%%

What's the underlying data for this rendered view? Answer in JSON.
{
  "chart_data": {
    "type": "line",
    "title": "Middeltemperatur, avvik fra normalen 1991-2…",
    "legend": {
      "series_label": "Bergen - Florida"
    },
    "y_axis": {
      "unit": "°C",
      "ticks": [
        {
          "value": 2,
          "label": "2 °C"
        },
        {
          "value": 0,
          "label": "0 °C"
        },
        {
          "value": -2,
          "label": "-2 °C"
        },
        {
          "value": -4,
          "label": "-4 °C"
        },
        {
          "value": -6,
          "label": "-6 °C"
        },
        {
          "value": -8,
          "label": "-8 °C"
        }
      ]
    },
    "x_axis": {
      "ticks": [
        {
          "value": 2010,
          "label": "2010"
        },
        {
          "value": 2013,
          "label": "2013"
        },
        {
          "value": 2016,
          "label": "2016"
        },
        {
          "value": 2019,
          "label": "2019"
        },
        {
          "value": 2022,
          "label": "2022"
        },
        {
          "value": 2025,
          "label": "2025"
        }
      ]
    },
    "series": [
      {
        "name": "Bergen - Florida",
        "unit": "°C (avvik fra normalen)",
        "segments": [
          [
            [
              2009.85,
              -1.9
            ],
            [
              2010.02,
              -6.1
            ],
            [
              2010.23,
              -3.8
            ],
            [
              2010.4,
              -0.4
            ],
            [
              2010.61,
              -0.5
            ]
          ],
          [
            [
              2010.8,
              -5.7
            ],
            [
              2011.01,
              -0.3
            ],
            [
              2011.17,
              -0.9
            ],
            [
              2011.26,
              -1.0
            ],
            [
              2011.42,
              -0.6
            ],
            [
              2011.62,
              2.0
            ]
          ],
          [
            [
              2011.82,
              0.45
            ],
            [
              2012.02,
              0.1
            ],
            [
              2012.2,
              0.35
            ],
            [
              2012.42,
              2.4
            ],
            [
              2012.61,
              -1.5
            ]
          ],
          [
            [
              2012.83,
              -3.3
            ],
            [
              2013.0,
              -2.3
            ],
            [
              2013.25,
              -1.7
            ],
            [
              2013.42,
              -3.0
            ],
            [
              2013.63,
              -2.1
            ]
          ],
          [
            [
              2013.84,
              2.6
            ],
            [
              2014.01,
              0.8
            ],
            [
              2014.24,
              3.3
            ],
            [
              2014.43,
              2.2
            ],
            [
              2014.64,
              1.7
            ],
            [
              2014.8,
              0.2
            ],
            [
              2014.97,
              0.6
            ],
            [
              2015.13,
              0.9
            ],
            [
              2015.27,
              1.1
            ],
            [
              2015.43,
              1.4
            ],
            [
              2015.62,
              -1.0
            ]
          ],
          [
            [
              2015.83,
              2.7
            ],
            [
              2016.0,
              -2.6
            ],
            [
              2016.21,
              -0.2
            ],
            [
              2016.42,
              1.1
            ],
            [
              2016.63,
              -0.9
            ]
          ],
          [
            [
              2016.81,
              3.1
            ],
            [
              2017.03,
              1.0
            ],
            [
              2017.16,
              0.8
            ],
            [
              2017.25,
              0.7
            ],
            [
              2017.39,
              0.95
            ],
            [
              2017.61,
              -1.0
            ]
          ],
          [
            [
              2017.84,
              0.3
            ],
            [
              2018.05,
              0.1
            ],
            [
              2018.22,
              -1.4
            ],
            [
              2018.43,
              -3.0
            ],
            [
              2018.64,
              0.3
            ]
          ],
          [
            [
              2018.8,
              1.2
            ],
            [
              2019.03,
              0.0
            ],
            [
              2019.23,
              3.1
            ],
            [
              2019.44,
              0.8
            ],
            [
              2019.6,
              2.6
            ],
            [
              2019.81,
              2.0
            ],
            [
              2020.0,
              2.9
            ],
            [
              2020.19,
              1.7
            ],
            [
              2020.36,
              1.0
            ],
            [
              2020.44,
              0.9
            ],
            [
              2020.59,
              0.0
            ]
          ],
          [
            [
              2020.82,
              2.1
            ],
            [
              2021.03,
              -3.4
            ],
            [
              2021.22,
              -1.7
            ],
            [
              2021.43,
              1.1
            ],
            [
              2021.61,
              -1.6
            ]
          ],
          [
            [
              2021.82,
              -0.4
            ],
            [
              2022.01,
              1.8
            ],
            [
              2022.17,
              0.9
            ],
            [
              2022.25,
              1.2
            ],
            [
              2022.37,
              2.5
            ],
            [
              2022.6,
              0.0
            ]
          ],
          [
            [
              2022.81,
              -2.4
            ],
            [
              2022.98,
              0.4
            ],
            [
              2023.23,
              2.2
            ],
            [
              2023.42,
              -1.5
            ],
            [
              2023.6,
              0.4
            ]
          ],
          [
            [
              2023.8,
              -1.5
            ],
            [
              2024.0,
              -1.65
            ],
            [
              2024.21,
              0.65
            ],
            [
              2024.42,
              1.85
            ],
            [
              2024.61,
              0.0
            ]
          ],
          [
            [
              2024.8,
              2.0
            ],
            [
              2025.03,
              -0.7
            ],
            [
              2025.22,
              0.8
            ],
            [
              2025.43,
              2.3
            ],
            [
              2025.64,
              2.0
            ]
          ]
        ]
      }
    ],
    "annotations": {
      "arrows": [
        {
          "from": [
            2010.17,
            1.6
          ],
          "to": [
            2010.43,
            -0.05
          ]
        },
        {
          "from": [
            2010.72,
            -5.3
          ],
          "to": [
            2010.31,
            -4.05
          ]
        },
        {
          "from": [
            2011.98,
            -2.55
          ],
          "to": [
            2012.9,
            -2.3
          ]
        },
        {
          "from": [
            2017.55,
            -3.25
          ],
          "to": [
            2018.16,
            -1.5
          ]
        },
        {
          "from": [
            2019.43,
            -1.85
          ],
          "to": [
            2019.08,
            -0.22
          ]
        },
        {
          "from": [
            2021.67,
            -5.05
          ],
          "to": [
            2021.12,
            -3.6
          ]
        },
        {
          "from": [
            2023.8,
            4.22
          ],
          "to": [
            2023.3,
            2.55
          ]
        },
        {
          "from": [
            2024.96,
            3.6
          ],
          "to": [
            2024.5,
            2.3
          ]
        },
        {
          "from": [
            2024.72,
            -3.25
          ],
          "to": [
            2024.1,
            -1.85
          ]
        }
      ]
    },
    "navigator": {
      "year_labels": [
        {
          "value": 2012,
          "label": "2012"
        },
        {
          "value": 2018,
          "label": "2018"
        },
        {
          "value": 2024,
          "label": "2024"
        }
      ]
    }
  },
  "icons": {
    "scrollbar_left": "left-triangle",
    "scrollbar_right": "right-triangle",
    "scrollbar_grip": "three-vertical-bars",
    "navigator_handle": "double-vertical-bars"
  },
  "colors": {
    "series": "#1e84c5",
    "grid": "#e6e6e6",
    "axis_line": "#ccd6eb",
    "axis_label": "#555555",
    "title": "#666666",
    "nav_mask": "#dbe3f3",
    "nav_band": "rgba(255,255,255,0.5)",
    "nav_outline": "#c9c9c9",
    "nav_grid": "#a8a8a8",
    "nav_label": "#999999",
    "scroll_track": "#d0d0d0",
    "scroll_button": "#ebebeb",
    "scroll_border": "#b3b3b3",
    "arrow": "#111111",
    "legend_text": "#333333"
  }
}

%%

> OBJECTIVE:
Write the material out again in its entirety, exactly as shown.

> RESULT:
What's the underlying data for this rendered view? Answer in JSON.
{
  "chart_data": {
    "type": "line",
    "title": "Middeltemperatur, avvik fra normalen 1991-2…",
    "legend": {
      "series_label": "Bergen - Florida"
    },
    "y_axis": {
      "unit": "°C",
      "ticks": [
        {
          "value": 2,
          "label": "2 °C"
        },
        {
          "value": 0,
          "label": "0 °C"
        },
        {
          "value": -2,
          "label": "-2 °C"
        },
        {
          "value": -4,
          "label": "-4 °C"
        },
        {
          "value": -6,
          "label": "-6 °C"
        },
        {
          "value": -8,
          "label": "-8 °C"
        }
      ]
    },
    "x_axis": {
      "ticks": [
        {
          "value": 2010,
          "label": "2010"
        },
        {
          "value": 2013,
          "label": "2013"
        },
        {
          "value": 2016,
          "label": "2016"
        },
        {
          "value": 2019,
          "label": "2019"
        },
        {
          "value": 2022,
          "label": "2022"
        },
        {
          "value": 2025,
          "label": "2025"
        }
      ]
    },
    "series": [
      {
        "name": "Bergen - Florida",
        "unit": "°C (avvik fra normalen)",
        "segments": [
          [
            [
              2009.85,
              -1.9
            ],
            [
              2010.02,
              -6.1
            ],
            [
              2010.23,
              -3.8
            ],
            [
              2010.4,
              -0.4
            ],
            [
              2010.61,
              -0.5
            ]
          ],
          [
            [
              2010.8,
              -5.7
            ],
            [
              2011.01,
              -0.3
            ],
            [
              2011.17,
              -0.9
            ],
            [
              2011.26,
              -1.0
            ],
            [
              2011.42,
              -0.6
            ],
            [
              2011.62,
              2.0
            ]
          ],
          [
            [
              2011.82,
              0.45
            ],
            [
              2012.02,
              0.1
            ],
            [
              2012.2,
              0.35
            ],
            [
              2012.42,
              2.4
            ],
            [
              2012.61,
              -1.5
            ]
          ],
          [
            [
              2012.83,
              -3.3
            ],
            [
              2013.0,
              -2.3
            ],
            [
              2013.25,
              -1.7
            ],
            [
              2013.42,
              -3.0
            ],
            [
              2013.63,
              -2.1
            ]
          ],
          [
            [
              2013.84,
              2.6
            ],
            [
              2014.01,
              0.8
            ],
            [
              2014.24,
              3.3
            ],
            [
              2014.43,
              2.2
            ],
            [
              2014.64,
              1.7
            ],
            [
              2014.8,
              0.2
            ],
            [
              2014.97,
              0.6
            ],
            [
              2015.13,
              0.9
            ],
            [
              2015.27,
              1.1
            ],
            [
              2015.43,
              1.4
            ],
            [
              2015.62,
              -1.0
            ]
          ],
          [
            [
              2015.83,
              2.7
            ],
            [
              2016.0,
              -2.6
            ],
            [
              2016.21,
              -0.2
            ],
            [
              2016.42,
              1.1
            ],
            [
              2016.63,
              -0.9
            ]
          ],
          [
            [
              2016.81,
              3.1
            ],
            [
              2017.03,
              1.0
            ],
            [
              2017.16,
              0.8
            ],
            [
              2017.25,
              0.7
            ],
            [
              2017.39,
              0.95
            ],
            [
              2017.61,
              -1.0
            ]
          ],
          [
            [
              2017.84,
              0.3
            ],
            [
              2018.05,
              0.1
            ],
            [
              2018.22,
              -1.4
            ],
            [
              2018.43,
              -3.0
            ],
            [
              2018.64,
              0.3
            ]
          ],
          [
            [
              2018.8,
              1.2
            ],
            [
              2019.03,
              0.0
            ],
            [
              2019.23,
              3.1
            ],
            [
              2019.44,
              0.8
            ],
            [
              2019.6,
              2.6
            ],
            [
              2019.81,
              2.0
            ],
            [
              2020.0,
              2.9
            ],
            [
              2020.19,
              1.7
            ],
            [
              2020.36,
              1.0
            ],
            [
              2020.44,
              0.9
            ],
            [
              2020.59,
              0.0
            ]
          ],
          [
            [
              2020.82,
              2.1
            ],
            [
              2021.03,
              -3.4
            ],
            [
              2021.22,
              -1.7
            ],
            [
              2021.43,
              1.1
            ],
            [
              2021.61,
              -1.6
            ]
          ],
          [
            [
              2021.82,
              -0.4
            ],
            [
              2022.01,
              1.8
            ],
            [
              2022.17,
              0.9
            ],
            [
              2022.25,
              1.2
            ],
            [
              2022.37,
              2.5
            ],
            [
              2022.6,
              0.0
            ]
          ],
          [
            [
              2022.81,
              -2.4
            ],
            [
              2022.98,
              0.4
            ],
            [
              2023.23,
              2.2
            ],
            [
              2023.42,
              -1.5
            ],
            [
              2023.6,
              0.4
            ]
          ],
          [
            [
              2023.8,
              -1.5
            ],
            [
              2024.0,
              -1.65
            ],
            [
              2024.21,
              0.65
            ],
            [
              2024.42,
              1.85
            ],
            [
              2024.61,
              0.0
            ]
          ],
          [
            [
              2024.8,
              2.0
            ],
            [
              2025.03,
              -0.7
            ],
            [
              2025.22,
              0.8
            ],
            [
              2025.43,
              2.3
            ],
            [
              2025.64,
              2.0
            ]
          ]
        ]
      }
    ],
    "annotations": {
      "arrows": [
        {
          "from": [
            2010.17,
            1.6
          ],
          "to": [
            2010.43,
            -0.05
          ]
        },
        {
          "from": [
            2010.72,
            -5.3
          ],
          "to": [
            2010.31,
            -4.05
          ]
        },
        {
          "from": [
            2011.98,
            -2.55
          ],
          "to": [
            2012.9,
            -2.3
          ]
        },
        {
          "from": [
            2017.55,
            -3.25
          ],
          "to": [
            2018.16,
            -1.5
          ]
        },
        {
          "from": [
            2019.43,
            -1.85
          ],
          "to": [
            2019.08,
            -0.22
          ]
        },
        {
          "from": [
            2021.67,
            -5.05
          ],
          "to": [
            2021.12,
            -3.6
          ]
        },
        {
          "from": [
            2023.8,
            4.22
          ],
          "to": [
            2023.3,
            2.55
          ]
        },
        {
          "from": [
            2024.96,
            3.6
          ],
          "to": [
            2024.5,
            2.3
          ]
        },
        {
          "from": [
            2024.72,
            -3.25
          ],
          "to": [
            2024.1,
            -1.85
          ]
        }
      ]
    },
    "navigator": {
      "year_labels": [
        {
          "value": 2012,
          "label": "2012"
        },
        {
          "value": 2018,
          "label": "2018"
        },
        {
          "value": 2024,
          "label": "2024"
        }
      ]
    }
  },
  "icons": {
    "scrollbar_left": "left-triangle",
    "scrollbar_right": "right-triangle",
    "scrollbar_grip": "three-vertical-bars",
    "navigator_handle": "double-vertical-bars"
  },
  "colors": {
    "series": "#1e84c5",
    "grid": "#e6e6e6",
    "axis_line": "#ccd6eb",
    "axis_label": "#555555",
    "title": "#666666",
    "nav_mask": "#dbe3f3",
    "nav_band": "rgba(255,255,255,0.5)",
    "nav_outline": "#c9c9c9",
    "nav_grid": "#a8a8a8",
    "nav_label": "#999999",
    "scroll_track": "#d0d0d0",
    "scroll_button": "#ebebeb",
    "scroll_border": "#b3b3b3",
    "arrow": "#111111",
    "legend_text": "#333333"
  }
}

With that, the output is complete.